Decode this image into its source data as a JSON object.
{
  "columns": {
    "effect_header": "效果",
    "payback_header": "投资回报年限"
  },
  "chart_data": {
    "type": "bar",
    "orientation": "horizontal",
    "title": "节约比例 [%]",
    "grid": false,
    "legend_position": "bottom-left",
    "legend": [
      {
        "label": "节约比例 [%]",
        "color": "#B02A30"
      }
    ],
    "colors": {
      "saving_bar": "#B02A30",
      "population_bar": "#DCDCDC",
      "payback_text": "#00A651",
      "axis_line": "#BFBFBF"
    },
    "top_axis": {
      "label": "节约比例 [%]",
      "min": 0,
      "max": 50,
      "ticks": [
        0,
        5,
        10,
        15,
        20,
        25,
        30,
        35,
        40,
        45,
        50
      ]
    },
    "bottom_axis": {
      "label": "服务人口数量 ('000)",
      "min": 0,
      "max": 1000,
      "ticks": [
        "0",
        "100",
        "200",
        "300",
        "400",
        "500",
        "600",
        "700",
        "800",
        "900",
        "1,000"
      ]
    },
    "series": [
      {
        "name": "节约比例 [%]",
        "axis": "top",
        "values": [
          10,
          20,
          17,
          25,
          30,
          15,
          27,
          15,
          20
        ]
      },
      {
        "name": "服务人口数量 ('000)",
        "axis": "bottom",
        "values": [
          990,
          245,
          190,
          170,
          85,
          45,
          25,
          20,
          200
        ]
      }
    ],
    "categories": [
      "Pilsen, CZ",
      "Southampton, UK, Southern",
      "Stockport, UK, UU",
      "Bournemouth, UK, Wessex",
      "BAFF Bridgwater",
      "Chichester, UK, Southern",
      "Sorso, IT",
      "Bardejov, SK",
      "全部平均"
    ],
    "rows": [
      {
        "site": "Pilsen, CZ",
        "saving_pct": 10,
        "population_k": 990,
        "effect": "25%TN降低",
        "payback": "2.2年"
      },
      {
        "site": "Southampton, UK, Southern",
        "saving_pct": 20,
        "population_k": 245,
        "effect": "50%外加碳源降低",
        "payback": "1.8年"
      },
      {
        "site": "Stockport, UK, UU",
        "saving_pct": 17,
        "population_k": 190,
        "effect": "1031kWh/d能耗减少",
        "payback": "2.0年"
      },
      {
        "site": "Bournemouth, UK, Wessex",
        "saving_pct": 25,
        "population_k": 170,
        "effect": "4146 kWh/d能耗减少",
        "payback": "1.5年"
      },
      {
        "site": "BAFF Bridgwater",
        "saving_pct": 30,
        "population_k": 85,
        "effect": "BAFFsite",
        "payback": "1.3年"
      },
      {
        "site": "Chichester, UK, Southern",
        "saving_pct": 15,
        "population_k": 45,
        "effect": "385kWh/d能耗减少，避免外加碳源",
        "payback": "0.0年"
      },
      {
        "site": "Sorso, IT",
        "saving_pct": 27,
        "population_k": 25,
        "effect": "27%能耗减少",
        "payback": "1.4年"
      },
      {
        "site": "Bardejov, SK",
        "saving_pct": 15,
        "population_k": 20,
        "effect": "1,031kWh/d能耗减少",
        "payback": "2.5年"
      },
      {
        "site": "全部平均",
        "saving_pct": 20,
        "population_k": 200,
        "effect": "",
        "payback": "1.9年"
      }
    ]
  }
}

# # # #

Go through the listing above and pull out each line containing the word "d能耗减少".

(Answer):
        "effect": "1031kWh/d能耗减少",
        "effect": "4146 kWh/d能耗减少",
        "effect": "385kWh/d能耗减少，避免外加碳源",
        "effect": "1,031kWh/d能耗减少",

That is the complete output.